Listed entries>
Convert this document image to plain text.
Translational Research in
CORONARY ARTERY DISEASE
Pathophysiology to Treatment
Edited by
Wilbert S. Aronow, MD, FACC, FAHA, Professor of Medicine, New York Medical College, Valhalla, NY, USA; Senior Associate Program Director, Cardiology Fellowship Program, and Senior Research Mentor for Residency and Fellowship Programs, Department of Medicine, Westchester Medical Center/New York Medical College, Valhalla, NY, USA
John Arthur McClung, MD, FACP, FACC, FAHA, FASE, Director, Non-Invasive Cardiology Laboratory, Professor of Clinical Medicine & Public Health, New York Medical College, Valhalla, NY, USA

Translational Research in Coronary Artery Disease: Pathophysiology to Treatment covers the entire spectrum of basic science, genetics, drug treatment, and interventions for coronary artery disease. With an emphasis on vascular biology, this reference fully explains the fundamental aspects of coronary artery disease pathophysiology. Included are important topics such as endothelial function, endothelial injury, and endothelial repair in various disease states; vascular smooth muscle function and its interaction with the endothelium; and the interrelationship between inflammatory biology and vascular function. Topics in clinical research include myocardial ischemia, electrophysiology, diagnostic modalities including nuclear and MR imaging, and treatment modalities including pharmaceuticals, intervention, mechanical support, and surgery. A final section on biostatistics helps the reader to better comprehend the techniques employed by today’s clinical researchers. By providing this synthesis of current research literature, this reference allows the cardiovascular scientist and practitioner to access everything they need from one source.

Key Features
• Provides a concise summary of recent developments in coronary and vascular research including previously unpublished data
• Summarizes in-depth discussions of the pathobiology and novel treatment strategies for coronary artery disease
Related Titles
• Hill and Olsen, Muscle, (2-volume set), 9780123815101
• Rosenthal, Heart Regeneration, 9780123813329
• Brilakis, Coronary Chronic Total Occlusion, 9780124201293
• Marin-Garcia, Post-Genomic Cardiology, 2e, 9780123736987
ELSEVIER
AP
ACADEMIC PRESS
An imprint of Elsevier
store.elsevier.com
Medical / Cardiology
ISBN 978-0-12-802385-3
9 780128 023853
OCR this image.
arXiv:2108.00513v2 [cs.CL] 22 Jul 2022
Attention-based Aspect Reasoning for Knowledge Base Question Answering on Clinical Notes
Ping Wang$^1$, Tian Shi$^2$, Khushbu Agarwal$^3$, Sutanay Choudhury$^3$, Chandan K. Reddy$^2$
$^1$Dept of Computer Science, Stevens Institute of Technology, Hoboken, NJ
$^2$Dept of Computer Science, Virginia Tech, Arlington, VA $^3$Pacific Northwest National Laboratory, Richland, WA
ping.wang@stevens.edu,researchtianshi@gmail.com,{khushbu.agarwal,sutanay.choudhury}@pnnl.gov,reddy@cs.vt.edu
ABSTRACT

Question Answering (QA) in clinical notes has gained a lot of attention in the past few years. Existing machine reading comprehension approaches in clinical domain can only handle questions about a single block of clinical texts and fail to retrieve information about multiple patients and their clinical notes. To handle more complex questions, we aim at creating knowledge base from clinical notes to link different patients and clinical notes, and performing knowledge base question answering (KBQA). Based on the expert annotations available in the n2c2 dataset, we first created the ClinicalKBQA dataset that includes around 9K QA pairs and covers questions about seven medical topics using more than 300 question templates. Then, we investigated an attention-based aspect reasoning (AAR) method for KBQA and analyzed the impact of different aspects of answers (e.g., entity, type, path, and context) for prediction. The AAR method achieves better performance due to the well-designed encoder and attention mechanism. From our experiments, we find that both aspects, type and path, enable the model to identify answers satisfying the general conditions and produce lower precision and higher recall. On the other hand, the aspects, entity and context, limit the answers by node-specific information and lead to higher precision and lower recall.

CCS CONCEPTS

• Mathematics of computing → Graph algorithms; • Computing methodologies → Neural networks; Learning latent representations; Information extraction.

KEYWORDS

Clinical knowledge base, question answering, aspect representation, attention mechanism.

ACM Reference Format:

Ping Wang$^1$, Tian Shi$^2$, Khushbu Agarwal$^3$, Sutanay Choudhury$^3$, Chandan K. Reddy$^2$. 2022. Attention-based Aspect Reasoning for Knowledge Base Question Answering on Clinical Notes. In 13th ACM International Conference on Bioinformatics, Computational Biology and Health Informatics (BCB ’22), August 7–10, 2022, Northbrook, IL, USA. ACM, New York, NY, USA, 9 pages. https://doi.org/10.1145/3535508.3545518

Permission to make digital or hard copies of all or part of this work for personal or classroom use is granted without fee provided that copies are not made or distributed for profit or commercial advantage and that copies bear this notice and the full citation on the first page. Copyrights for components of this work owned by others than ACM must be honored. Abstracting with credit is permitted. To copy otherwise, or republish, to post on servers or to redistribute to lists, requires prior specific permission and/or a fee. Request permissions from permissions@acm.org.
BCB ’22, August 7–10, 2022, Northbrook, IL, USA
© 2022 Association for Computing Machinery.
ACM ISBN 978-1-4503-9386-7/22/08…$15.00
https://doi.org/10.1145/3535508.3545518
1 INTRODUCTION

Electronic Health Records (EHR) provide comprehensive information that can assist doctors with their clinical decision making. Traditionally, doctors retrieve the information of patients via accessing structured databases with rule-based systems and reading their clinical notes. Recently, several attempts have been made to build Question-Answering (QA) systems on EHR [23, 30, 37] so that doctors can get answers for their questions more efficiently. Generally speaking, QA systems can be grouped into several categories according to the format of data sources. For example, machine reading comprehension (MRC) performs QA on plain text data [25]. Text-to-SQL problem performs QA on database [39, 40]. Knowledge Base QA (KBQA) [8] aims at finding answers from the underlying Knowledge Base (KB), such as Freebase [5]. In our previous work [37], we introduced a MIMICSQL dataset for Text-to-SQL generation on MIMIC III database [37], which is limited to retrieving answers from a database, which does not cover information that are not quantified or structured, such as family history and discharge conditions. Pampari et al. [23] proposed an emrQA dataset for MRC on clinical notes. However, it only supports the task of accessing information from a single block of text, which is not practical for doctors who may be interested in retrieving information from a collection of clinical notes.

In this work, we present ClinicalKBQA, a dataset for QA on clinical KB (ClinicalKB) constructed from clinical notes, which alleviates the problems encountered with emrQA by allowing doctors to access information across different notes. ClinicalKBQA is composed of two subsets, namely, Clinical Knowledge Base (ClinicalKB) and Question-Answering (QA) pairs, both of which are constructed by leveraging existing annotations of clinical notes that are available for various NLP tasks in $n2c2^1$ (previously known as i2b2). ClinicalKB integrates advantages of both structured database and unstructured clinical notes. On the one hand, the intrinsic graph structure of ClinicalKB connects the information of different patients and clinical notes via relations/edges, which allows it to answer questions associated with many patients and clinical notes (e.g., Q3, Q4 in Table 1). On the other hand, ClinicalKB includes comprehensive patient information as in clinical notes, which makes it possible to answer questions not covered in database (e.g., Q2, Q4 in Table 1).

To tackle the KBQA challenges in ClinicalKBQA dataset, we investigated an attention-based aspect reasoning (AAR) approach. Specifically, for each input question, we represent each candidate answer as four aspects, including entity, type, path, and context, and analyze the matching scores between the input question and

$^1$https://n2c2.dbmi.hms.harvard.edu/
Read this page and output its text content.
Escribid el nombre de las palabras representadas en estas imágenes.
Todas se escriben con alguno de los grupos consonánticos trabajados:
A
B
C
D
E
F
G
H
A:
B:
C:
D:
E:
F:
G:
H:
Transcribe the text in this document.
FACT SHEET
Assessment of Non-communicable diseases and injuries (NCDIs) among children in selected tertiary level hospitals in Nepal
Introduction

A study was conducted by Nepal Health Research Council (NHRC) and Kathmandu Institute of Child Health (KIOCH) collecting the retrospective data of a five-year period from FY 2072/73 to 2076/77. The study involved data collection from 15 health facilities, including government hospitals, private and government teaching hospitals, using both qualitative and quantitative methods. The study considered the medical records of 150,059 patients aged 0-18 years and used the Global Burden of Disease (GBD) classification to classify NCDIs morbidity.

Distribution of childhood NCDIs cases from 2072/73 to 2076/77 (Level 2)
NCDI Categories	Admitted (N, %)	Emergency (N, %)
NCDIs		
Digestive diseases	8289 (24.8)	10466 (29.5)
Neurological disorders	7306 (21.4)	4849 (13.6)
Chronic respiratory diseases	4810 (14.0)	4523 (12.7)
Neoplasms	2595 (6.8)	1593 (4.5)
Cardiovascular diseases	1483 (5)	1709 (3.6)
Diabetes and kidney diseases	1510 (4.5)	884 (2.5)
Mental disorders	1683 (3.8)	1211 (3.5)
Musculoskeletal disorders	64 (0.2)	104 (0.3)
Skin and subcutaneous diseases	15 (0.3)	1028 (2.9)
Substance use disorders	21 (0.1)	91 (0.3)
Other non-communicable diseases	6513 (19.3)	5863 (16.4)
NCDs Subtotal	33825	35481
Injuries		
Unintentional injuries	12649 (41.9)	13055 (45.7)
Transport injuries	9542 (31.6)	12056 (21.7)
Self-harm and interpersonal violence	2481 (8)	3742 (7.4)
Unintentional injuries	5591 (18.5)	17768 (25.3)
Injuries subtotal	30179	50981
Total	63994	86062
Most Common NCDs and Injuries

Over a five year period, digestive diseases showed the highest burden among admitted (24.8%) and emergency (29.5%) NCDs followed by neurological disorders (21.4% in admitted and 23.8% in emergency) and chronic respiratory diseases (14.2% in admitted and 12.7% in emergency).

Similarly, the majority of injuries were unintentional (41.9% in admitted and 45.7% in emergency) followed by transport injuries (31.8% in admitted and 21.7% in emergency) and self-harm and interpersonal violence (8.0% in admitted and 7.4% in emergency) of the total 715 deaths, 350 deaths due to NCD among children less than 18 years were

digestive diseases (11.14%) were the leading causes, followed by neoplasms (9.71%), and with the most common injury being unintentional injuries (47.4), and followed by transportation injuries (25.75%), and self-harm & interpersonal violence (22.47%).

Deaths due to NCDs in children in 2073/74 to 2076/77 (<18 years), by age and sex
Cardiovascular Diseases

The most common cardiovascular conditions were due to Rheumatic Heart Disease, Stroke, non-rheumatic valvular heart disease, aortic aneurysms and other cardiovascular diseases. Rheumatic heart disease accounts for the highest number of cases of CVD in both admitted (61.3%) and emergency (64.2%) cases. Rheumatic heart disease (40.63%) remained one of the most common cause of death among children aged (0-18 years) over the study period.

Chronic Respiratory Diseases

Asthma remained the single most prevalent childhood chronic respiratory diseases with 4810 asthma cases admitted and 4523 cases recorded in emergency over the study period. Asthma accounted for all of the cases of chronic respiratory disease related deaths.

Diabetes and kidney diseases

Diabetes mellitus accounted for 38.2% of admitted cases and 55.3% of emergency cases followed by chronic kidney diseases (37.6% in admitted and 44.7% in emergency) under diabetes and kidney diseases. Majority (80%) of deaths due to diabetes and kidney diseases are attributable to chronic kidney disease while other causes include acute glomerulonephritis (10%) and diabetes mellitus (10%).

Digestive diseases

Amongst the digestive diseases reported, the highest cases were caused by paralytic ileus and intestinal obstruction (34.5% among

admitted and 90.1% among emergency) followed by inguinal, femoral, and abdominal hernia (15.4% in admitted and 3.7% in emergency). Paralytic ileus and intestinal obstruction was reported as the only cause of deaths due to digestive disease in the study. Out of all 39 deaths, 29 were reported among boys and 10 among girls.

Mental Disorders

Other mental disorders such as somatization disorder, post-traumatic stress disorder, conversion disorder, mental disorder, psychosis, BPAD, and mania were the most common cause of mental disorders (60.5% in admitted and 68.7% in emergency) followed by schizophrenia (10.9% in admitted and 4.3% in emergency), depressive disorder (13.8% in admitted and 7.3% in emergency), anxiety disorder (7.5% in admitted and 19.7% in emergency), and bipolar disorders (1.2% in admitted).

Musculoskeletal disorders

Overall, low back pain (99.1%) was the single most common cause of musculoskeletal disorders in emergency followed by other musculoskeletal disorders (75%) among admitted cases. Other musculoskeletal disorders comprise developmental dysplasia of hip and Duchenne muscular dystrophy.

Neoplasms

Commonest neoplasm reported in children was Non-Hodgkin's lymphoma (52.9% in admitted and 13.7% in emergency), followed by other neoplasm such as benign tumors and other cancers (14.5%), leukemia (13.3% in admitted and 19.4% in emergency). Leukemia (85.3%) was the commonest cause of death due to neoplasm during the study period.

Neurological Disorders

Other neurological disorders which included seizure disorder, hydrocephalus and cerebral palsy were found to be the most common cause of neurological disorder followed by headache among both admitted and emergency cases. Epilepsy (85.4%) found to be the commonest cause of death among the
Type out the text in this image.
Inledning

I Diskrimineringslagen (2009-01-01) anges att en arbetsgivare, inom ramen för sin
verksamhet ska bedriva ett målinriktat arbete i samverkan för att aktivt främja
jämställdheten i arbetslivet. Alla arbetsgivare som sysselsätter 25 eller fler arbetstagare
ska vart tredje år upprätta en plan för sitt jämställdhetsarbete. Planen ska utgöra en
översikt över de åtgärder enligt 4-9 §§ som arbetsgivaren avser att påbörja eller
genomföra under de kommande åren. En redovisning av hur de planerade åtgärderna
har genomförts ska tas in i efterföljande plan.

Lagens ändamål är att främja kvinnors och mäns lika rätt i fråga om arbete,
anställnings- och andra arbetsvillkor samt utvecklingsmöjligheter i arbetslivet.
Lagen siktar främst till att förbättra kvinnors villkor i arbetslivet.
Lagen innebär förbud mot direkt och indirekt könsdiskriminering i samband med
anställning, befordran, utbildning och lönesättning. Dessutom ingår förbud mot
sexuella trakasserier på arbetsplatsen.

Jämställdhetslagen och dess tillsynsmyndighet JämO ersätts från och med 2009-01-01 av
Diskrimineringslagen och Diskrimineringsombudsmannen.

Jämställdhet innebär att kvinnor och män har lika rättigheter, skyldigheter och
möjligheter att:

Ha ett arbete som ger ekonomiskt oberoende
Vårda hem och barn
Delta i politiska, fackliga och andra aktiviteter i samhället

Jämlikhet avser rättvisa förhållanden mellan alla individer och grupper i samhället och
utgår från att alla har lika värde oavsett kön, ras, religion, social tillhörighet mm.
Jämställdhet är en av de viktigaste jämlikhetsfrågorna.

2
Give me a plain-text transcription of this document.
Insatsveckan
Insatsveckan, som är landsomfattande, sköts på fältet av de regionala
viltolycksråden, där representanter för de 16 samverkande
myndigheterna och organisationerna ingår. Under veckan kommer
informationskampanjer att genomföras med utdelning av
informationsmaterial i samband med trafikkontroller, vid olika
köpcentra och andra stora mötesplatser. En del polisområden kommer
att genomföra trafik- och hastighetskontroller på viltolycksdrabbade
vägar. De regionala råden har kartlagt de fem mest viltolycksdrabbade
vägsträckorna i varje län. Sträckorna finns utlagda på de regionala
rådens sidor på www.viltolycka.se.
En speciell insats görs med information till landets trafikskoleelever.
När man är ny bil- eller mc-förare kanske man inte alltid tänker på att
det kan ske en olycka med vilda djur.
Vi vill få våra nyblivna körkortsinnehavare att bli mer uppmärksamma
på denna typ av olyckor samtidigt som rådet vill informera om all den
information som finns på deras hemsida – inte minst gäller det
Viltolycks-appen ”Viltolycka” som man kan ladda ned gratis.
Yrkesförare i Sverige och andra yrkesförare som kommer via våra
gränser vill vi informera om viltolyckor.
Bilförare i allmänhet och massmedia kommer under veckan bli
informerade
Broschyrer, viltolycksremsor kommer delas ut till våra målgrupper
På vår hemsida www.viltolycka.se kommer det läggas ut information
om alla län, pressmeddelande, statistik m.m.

What you will do>
Where a line of the entries contains "Laboratory", report that line.

Exercise result>
John Arthur McClung, MD, FACP, FACC, FAHA, FASE, Director, Non-Invasive Cardiology Laboratory, Professor of Clinical Medicine & Public Health, New York Medical College, Valhalla, NY, USA
$^2$Dept of Computer Science, Virginia Tech, Arlington, VA $^3$Pacific Northwest National Laboratory, Richland, WA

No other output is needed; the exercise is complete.